- Records provided
-*-

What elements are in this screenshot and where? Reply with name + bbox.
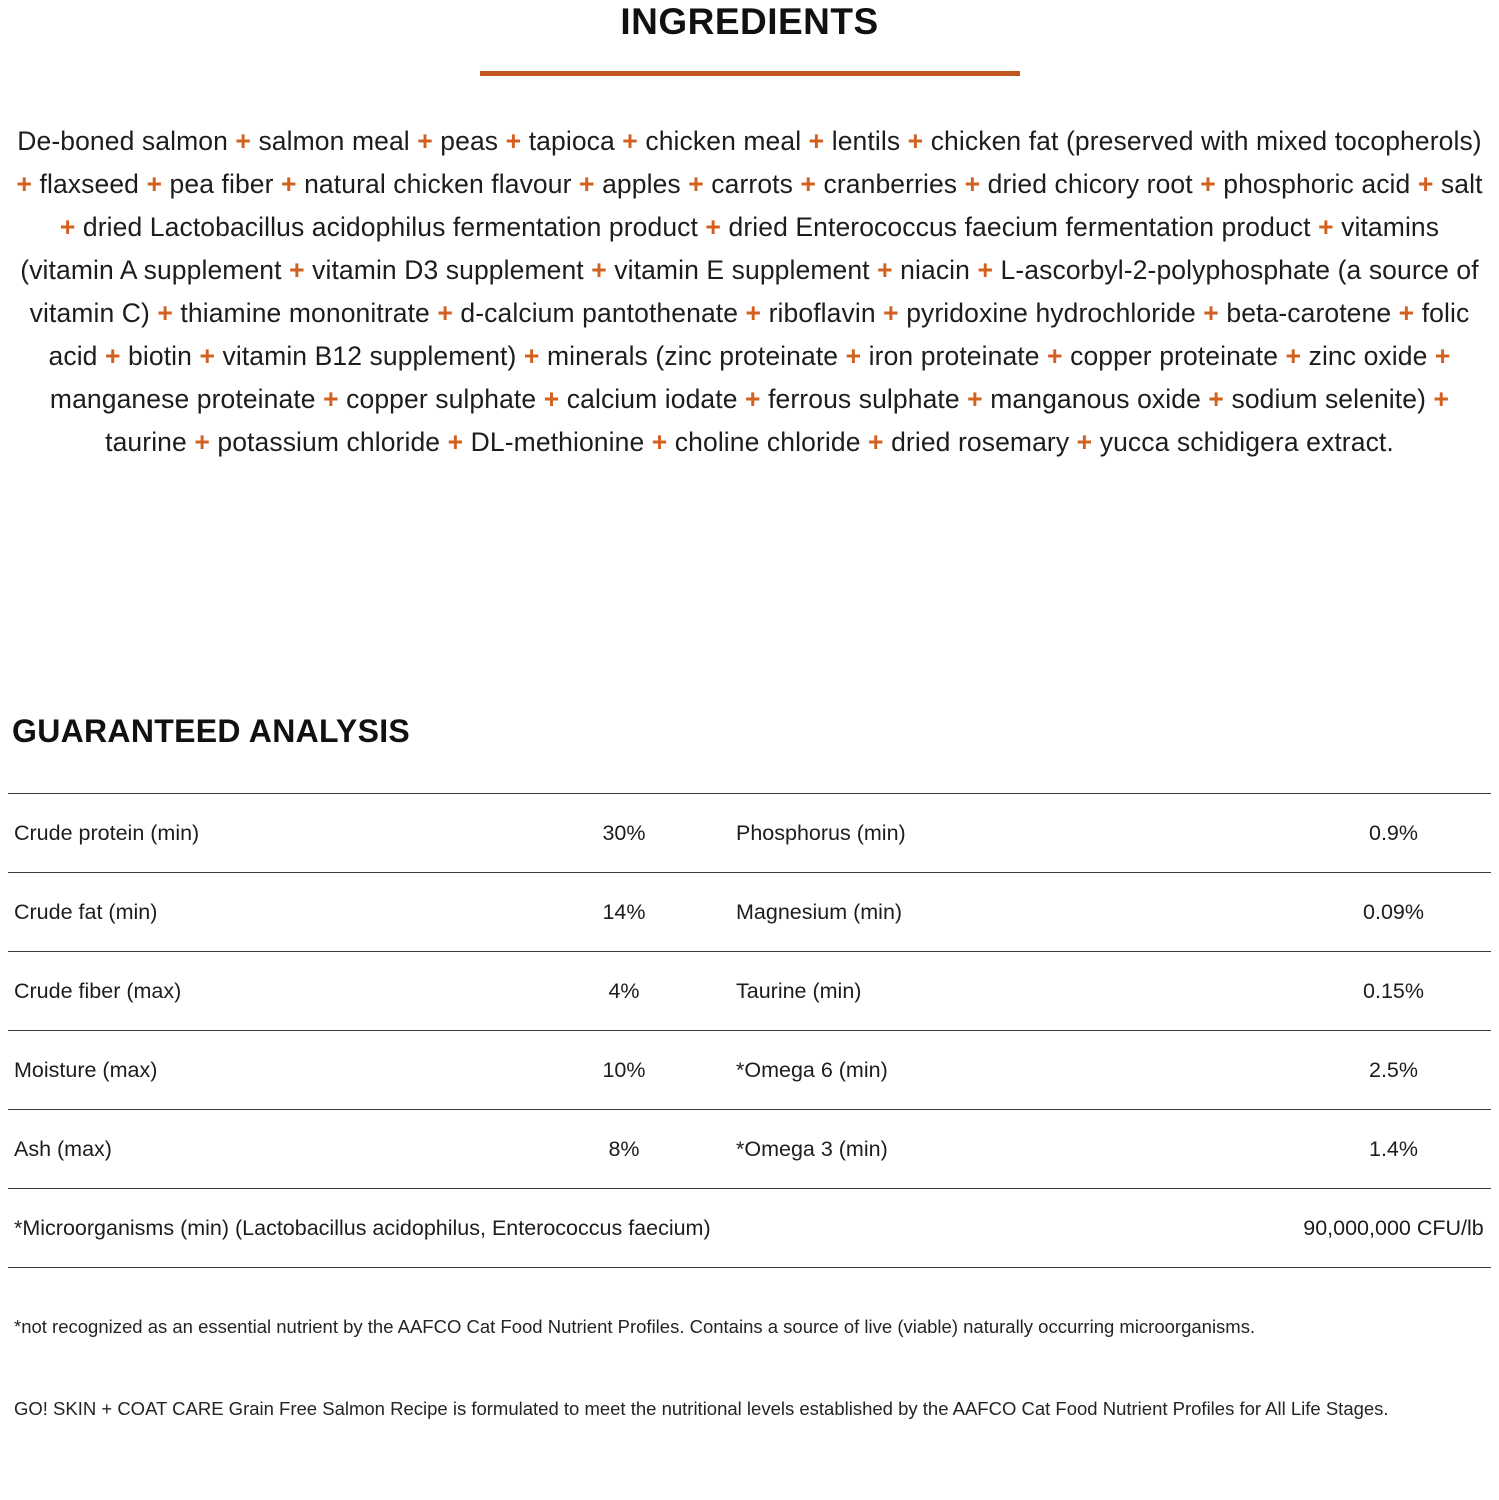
ingredient-separator: + bbox=[869, 254, 901, 285]
nutrient-label: Taurine (min) bbox=[734, 951, 1296, 1030]
ingredient-item: niacin bbox=[900, 254, 970, 285]
ingredient-item: thiamine mononitrate bbox=[180, 297, 430, 328]
table-row bbox=[8, 1188, 1491, 1267]
ingredient-item: potassium chloride bbox=[217, 426, 441, 457]
ingredient-separator: + bbox=[1278, 340, 1309, 371]
ingredient-item: manganous oxide bbox=[990, 383, 1201, 414]
ingredient-item: chicken meal bbox=[645, 125, 802, 156]
nutrient-value: 8% bbox=[514, 1109, 734, 1188]
ingredients-list bbox=[16, 120, 1483, 464]
nutrient-label: Phosphorus (min) bbox=[734, 793, 1296, 872]
ingredient-item: calcium iodate bbox=[566, 383, 738, 414]
nutrient-value: 14% bbox=[514, 872, 734, 951]
ingredient-item: vitamin E supplement bbox=[614, 254, 870, 285]
ingredient-separator: + bbox=[583, 254, 615, 285]
ingredient-item: copper proteinate bbox=[1070, 340, 1279, 371]
ingredient-item: L-ascorbyl-2-polyphosphate (a source of vitamin C) bbox=[29, 254, 1479, 328]
ingredient-separator: + bbox=[1195, 297, 1227, 328]
ingredient-item: vitamin B12 supplement) bbox=[222, 340, 517, 371]
nutrient-value: 10% bbox=[514, 1030, 734, 1109]
ingredient-item: beta-carotene bbox=[1226, 297, 1392, 328]
ingredient-separator: + bbox=[1039, 340, 1071, 371]
ingredient-item: biotin bbox=[128, 340, 192, 371]
ingredient-item: phosphoric acid bbox=[1223, 168, 1411, 199]
ingredient-separator: + bbox=[644, 426, 675, 457]
ingredient-item: dried chicory root bbox=[987, 168, 1193, 199]
ingredient-item: salmon meal bbox=[258, 125, 410, 156]
ingredients-section bbox=[8, 0, 1491, 464]
ingredient-item: dried rosemary bbox=[891, 426, 1070, 457]
ingredient-item: carrots bbox=[711, 168, 793, 199]
ingredient-item: chicken fat (preserved with mixed tocopherols) bbox=[930, 125, 1482, 156]
ingredient-item: d-calcium pantothenate bbox=[460, 297, 739, 328]
ingredient-item: De-boned salmon bbox=[17, 125, 228, 156]
table-row bbox=[8, 1030, 1491, 1109]
ingredient-item: tapioca bbox=[528, 125, 615, 156]
ingredient-separator: + bbox=[860, 426, 892, 457]
nutrient-value: 0.9% bbox=[1296, 793, 1491, 872]
ingredient-item: zinc oxide bbox=[1308, 340, 1428, 371]
ingredient-separator: + bbox=[149, 297, 181, 328]
ingredient-separator: + bbox=[1310, 211, 1342, 242]
aafco-disclaimer: GO! SKIN + COAT CARE Grain Free Salmon Recipe is formulated to meet the nutritional levels established by the AAFCO Cat Food Nutrient Profiles for All Life Stages. bbox=[14, 1397, 1389, 1419]
ingredient-item: ferrous sulphate bbox=[768, 383, 960, 414]
ingredient-separator: + bbox=[1069, 426, 1100, 457]
nutrient-label: *Omega 3 (min) bbox=[734, 1109, 1296, 1188]
ingredients-heading: INGREDIENTS bbox=[620, 1, 879, 42]
table-row bbox=[8, 793, 1491, 872]
ingredient-item: cranberries bbox=[823, 168, 958, 199]
ingredient-separator: + bbox=[1391, 297, 1422, 328]
ingredient-item: dried Lactobacillus acidophilus fermentation product bbox=[82, 211, 698, 242]
ingredient-separator: + bbox=[281, 254, 313, 285]
nutrient-label: Moisture (max) bbox=[8, 1030, 514, 1109]
ingredient-separator: + bbox=[614, 125, 646, 156]
ingredient-item: flaxseed bbox=[39, 168, 140, 199]
ingredient-separator: + bbox=[1410, 168, 1441, 199]
ingredient-separator: + bbox=[315, 383, 347, 414]
table-row bbox=[8, 872, 1491, 951]
ingredient-separator: + bbox=[957, 168, 988, 199]
ingredient-item: iron proteinate bbox=[868, 340, 1040, 371]
nutrient-value: 0.09% bbox=[1296, 872, 1491, 951]
guaranteed-analysis-table bbox=[8, 793, 1491, 1268]
ingredient-item: copper sulphate bbox=[346, 383, 537, 414]
nutrient-label: *Omega 6 (min) bbox=[734, 1030, 1296, 1109]
title-underline-rule bbox=[480, 71, 1020, 76]
ingredient-separator: + bbox=[536, 383, 567, 414]
ingredient-separator: + bbox=[571, 168, 603, 199]
ingredient-separator: + bbox=[838, 340, 869, 371]
ingredient-separator: + bbox=[227, 125, 259, 156]
ingredient-separator: + bbox=[429, 297, 461, 328]
ingredient-item: apples bbox=[602, 168, 681, 199]
ingredient-separator: + bbox=[16, 168, 40, 199]
ingredient-item: pyridoxine hydrochloride bbox=[906, 297, 1196, 328]
ingredient-separator: + bbox=[697, 211, 729, 242]
ingredient-item: riboflavin bbox=[768, 297, 876, 328]
ingredient-item: vitamins (vitamin A supplement bbox=[20, 211, 1440, 285]
ingredient-separator: + bbox=[498, 125, 529, 156]
ingredient-item: dried Enterococcus faecium fermentation product bbox=[728, 211, 1311, 242]
ingredient-item: peas bbox=[440, 125, 499, 156]
nutrient-label: Magnesium (min) bbox=[734, 872, 1296, 951]
ingredient-separator: + bbox=[1200, 383, 1232, 414]
ingredient-item: minerals (zinc proteinate bbox=[546, 340, 839, 371]
ingredient-separator: + bbox=[191, 340, 223, 371]
ingredient-separator: + bbox=[409, 125, 441, 156]
ingredient-separator: + bbox=[440, 426, 471, 457]
nutrient-value: 30% bbox=[514, 793, 734, 872]
nutrient-value: 0.15% bbox=[1296, 951, 1491, 1030]
nutrient-label: Crude fat (min) bbox=[8, 872, 514, 951]
ingredient-separator: + bbox=[1192, 168, 1224, 199]
ingredient-separator: + bbox=[959, 383, 991, 414]
ingredient-separator: + bbox=[900, 125, 931, 156]
ingredient-item: vitamin D3 supplement bbox=[312, 254, 584, 285]
nutrient-value: 4% bbox=[514, 951, 734, 1030]
ingredient-separator: + bbox=[738, 297, 769, 328]
ingredient-separator: + bbox=[516, 340, 547, 371]
ingredient-item: lentils bbox=[831, 125, 901, 156]
table-row bbox=[8, 1109, 1491, 1188]
ingredient-separator: + bbox=[139, 168, 170, 199]
ingredient-item: choline chloride bbox=[674, 426, 861, 457]
ingredient-item: pea fiber bbox=[169, 168, 274, 199]
ingredient-item: folic acid bbox=[48, 297, 1470, 371]
ingredient-item: salt bbox=[1440, 168, 1483, 199]
nutrient-value: 2.5% bbox=[1296, 1030, 1491, 1109]
ingredient-separator: + bbox=[273, 168, 305, 199]
microorganisms-label: *Microorganisms (min) (Lactobacillus acidophilus, Enterococcus faecium) bbox=[8, 1188, 1296, 1267]
ingredient-separator: + bbox=[970, 254, 1001, 285]
guaranteed-analysis-heading: GUARANTEED ANALYSIS bbox=[12, 712, 411, 749]
ingredient-item: taurine bbox=[105, 426, 187, 457]
ingredient-separator: + bbox=[801, 125, 832, 156]
nutrient-label: Crude protein (min) bbox=[8, 793, 514, 872]
ingredient-separator: + bbox=[737, 383, 769, 414]
ingredient-separator: + bbox=[680, 168, 712, 199]
ingredient-separator: + bbox=[792, 168, 824, 199]
ingredient-item: yucca schidigera extract. bbox=[1099, 426, 1394, 457]
ingredient-item: manganese proteinate bbox=[49, 383, 316, 414]
ingredient-separator: + bbox=[59, 211, 83, 242]
nutrient-label: Ash (max) bbox=[8, 1109, 514, 1188]
ingredient-item: natural chicken flavour bbox=[304, 168, 572, 199]
ingredient-separator: + bbox=[1427, 340, 1451, 371]
ingredient-separator: + bbox=[97, 340, 129, 371]
ingredient-separator: + bbox=[186, 426, 218, 457]
ingredient-item: DL-methionine bbox=[470, 426, 645, 457]
table-row bbox=[8, 951, 1491, 1030]
nutrient-label: Crude fiber (max) bbox=[8, 951, 514, 1030]
ingredient-item: sodium selenite) bbox=[1231, 383, 1427, 414]
guaranteed-analysis-footnote: *not recognized as an essential nutrient by the AAFCO Cat Food Nutrient Profiles. Contains a source of live (viable) naturally occurring microorganisms. bbox=[14, 1315, 1256, 1337]
nutrient-value: 1.4% bbox=[1296, 1109, 1491, 1188]
microorganisms-value: 90,000,000 CFU/lb bbox=[1296, 1188, 1491, 1267]
guaranteed-analysis-section bbox=[8, 714, 1491, 1424]
ingredient-separator: + bbox=[1426, 383, 1450, 414]
ingredient-separator: + bbox=[875, 297, 907, 328]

-*-

- Work to be completed
Read the entries and pick out all lines that include the word "faecium".

- Answer to this exercise
ingredient-item: dried Enterococcus faecium fermentation product bbox=[728, 211, 1311, 242]
microorganisms-label: *Microorganisms (min) (Lactobacillus acidophilus, Enterococcus faecium) bbox=[8, 1188, 1296, 1267]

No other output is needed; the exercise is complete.